(Figure dataset records)
════════

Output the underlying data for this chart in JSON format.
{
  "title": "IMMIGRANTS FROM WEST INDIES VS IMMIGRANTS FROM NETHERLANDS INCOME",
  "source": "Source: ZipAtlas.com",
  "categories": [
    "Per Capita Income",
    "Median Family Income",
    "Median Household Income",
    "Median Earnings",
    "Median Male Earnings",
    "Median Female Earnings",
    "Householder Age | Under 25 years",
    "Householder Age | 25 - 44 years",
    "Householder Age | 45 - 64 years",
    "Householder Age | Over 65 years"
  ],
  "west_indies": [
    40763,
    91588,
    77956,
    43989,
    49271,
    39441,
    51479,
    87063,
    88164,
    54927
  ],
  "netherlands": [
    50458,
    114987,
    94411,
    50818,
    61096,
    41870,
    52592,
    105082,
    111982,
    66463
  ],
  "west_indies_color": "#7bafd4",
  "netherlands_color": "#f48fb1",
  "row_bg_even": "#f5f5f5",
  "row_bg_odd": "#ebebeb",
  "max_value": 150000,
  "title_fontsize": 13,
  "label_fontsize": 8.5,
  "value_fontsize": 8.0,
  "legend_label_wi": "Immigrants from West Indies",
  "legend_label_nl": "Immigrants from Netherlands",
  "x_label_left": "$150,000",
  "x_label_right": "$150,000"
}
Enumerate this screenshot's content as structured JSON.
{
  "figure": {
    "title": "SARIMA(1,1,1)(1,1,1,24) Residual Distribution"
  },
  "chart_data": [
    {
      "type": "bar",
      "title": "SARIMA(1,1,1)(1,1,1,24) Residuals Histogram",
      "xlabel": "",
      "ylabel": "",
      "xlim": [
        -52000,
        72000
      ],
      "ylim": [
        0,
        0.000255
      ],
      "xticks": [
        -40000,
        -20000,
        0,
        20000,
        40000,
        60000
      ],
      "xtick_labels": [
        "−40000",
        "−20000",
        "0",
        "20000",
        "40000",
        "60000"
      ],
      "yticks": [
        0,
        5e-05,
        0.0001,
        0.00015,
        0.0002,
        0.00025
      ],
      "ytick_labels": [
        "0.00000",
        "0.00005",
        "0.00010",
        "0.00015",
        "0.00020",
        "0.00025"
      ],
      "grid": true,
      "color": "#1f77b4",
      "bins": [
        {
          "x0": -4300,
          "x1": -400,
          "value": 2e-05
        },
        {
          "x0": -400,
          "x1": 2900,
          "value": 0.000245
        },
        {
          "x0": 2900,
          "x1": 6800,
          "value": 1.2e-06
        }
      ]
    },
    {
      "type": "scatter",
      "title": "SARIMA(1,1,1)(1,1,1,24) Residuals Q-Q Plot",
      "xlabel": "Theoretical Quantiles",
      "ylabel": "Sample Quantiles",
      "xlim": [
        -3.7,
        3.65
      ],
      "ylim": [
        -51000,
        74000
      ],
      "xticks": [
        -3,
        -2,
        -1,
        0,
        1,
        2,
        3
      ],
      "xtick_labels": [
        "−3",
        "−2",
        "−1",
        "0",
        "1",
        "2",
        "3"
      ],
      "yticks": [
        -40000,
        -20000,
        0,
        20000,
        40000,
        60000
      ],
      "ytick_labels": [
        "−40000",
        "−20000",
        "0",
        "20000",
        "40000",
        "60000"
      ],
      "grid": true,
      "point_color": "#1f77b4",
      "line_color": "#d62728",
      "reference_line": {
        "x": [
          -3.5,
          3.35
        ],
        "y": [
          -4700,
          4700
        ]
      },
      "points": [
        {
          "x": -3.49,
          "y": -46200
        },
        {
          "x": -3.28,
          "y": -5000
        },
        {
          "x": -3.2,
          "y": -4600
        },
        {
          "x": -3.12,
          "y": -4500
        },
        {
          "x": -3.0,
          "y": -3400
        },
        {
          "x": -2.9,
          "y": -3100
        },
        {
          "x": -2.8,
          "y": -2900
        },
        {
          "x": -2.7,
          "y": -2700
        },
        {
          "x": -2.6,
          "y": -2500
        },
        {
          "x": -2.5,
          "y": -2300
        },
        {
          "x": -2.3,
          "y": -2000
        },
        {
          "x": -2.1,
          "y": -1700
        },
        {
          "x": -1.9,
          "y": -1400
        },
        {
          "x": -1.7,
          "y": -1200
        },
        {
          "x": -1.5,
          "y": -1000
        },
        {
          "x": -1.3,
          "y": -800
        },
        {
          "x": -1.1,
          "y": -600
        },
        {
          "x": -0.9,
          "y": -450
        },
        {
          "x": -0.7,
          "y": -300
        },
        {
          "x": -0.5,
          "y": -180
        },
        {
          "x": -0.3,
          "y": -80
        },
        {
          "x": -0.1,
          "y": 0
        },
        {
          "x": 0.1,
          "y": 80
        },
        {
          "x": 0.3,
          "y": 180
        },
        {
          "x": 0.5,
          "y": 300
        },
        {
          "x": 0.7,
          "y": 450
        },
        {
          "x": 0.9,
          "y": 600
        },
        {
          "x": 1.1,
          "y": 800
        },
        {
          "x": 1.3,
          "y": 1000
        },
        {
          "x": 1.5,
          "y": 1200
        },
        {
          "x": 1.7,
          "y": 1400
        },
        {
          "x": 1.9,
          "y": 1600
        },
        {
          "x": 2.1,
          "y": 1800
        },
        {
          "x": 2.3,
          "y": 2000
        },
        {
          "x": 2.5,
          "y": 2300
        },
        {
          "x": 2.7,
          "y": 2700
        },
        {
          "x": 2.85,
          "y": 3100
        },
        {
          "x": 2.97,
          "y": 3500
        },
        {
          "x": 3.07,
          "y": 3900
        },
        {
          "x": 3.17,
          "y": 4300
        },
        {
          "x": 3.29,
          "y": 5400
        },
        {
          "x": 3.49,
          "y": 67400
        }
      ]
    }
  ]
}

════════

**What this task involves:** Give the listing again, word for word.

**Complete response:**
Output the underlying data for this chart in JSON format.
{
  "title": "IMMIGRANTS FROM WEST INDIES VS IMMIGRANTS FROM NETHERLANDS INCOME",
  "source": "Source: ZipAtlas.com",
  "categories": [
    "Per Capita Income",
    "Median Family Income",
    "Median Household Income",
    "Median Earnings",
    "Median Male Earnings",
    "Median Female Earnings",
    "Householder Age | Under 25 years",
    "Householder Age | 25 - 44 years",
    "Householder Age | 45 - 64 years",
    "Householder Age | Over 65 years"
  ],
  "west_indies": [
    40763,
    91588,
    77956,
    43989,
    49271,
    39441,
    51479,
    87063,
    88164,
    54927
  ],
  "netherlands": [
    50458,
    114987,
    94411,
    50818,
    61096,
    41870,
    52592,
    105082,
    111982,
    66463
  ],
  "west_indies_color": "#7bafd4",
  "netherlands_color": "#f48fb1",
  "row_bg_even": "#f5f5f5",
  "row_bg_odd": "#ebebeb",
  "max_value": 150000,
  "title_fontsize": 13,
  "label_fontsize": 8.5,
  "value_fontsize": 8.0,
  "legend_label_wi": "Immigrants from West Indies",
  "legend_label_nl": "Immigrants from Netherlands",
  "x_label_left": "$150,000",
  "x_label_right": "$150,000"
}
Enumerate this screenshot's content as structured JSON.
{
  "figure": {
    "title": "SARIMA(1,1,1)(1,1,1,24) Residual Distribution"
  },
  "chart_data": [
    {
      "type": "bar",
      "title": "SARIMA(1,1,1)(1,1,1,24) Residuals Histogram",
      "xlabel": "",
      "ylabel": "",
      "xlim": [
        -52000,
        72000
      ],
      "ylim": [
        0,
        0.000255
      ],
      "xticks": [
        -40000,
        -20000,
        0,
        20000,
        40000,
        60000
      ],
      "xtick_labels": [
        "−40000",
        "−20000",
        "0",
        "20000",
        "40000",
        "60000"
      ],
      "yticks": [
        0,
        5e-05,
        0.0001,
        0.00015,
        0.0002,
        0.00025
      ],
      "ytick_labels": [
        "0.00000",
        "0.00005",
        "0.00010",
        "0.00015",
        "0.00020",
        "0.00025"
      ],
      "grid": true,
      "color": "#1f77b4",
      "bins": [
        {
          "x0": -4300,
          "x1": -400,
          "value": 2e-05
        },
        {
          "x0": -400,
          "x1": 2900,
          "value": 0.000245
        },
        {
          "x0": 2900,
          "x1": 6800,
          "value": 1.2e-06
        }
      ]
    },
    {
      "type": "scatter",
      "title": "SARIMA(1,1,1)(1,1,1,24) Residuals Q-Q Plot",
      "xlabel": "Theoretical Quantiles",
      "ylabel": "Sample Quantiles",
      "xlim": [
        -3.7,
        3.65
      ],
      "ylim": [
        -51000,
        74000
      ],
      "xticks": [
        -3,
        -2,
        -1,
        0,
        1,
        2,
        3
      ],
      "xtick_labels": [
        "−3",
        "−2",
        "−1",
        "0",
        "1",
        "2",
        "3"
      ],
      "yticks": [
        -40000,
        -20000,
        0,
        20000,
        40000,
        60000
      ],
      "ytick_labels": [
        "−40000",
        "−20000",
        "0",
        "20000",
        "40000",
        "60000"
      ],
      "grid": true,
      "point_color": "#1f77b4",
      "line_color": "#d62728",
      "reference_line": {
        "x": [
          -3.5,
          3.35
        ],
        "y": [
          -4700,
          4700
        ]
      },
      "points": [
        {
          "x": -3.49,
          "y": -46200
        },
        {
          "x": -3.28,
          "y": -5000
        },
        {
          "x": -3.2,
          "y": -4600
        },
        {
          "x": -3.12,
          "y": -4500
        },
        {
          "x": -3.0,
          "y": -3400
        },
        {
          "x": -2.9,
          "y": -3100
        },
        {
          "x": -2.8,
          "y": -2900
        },
        {
          "x": -2.7,
          "y": -2700
        },
        {
          "x": -2.6,
          "y": -2500
        },
        {
          "x": -2.5,
          "y": -2300
        },
        {
          "x": -2.3,
          "y": -2000
        },
        {
          "x": -2.1,
          "y": -1700
        },
        {
          "x": -1.9,
          "y": -1400
        },
        {
          "x": -1.7,
          "y": -1200
        },
        {
          "x": -1.5,
          "y": -1000
        },
        {
          "x": -1.3,
          "y": -800
        },
        {
          "x": -1.1,
          "y": -600
        },
        {
          "x": -0.9,
          "y": -450
        },
        {
          "x": -0.7,
          "y": -300
        },
        {
          "x": -0.5,
          "y": -180
        },
        {
          "x": -0.3,
          "y": -80
        },
        {
          "x": -0.1,
          "y": 0
        },
        {
          "x": 0.1,
          "y": 80
        },
        {
          "x": 0.3,
          "y": 180
        },
        {
          "x": 0.5,
          "y": 300
        },
        {
          "x": 0.7,
          "y": 450
        },
        {
          "x": 0.9,
          "y": 600
        },
        {
          "x": 1.1,
          "y": 800
        },
        {
          "x": 1.3,
          "y": 1000
        },
        {
          "x": 1.5,
          "y": 1200
        },
        {
          "x": 1.7,
          "y": 1400
        },
        {
          "x": 1.9,
          "y": 1600
        },
        {
          "x": 2.1,
          "y": 1800
        },
        {
          "x": 2.3,
          "y": 2000
        },
        {
          "x": 2.5,
          "y": 2300
        },
        {
          "x": 2.7,
          "y": 2700
        },
        {
          "x": 2.85,
          "y": 3100
        },
        {
          "x": 2.97,
          "y": 3500
        },
        {
          "x": 3.07,
          "y": 3900
        },
        {
          "x": 3.17,
          "y": 4300
        },
        {
          "x": 3.29,
          "y": 5400
        },
        {
          "x": 3.49,
          "y": 67400
        }
      ]
    }
  ]
}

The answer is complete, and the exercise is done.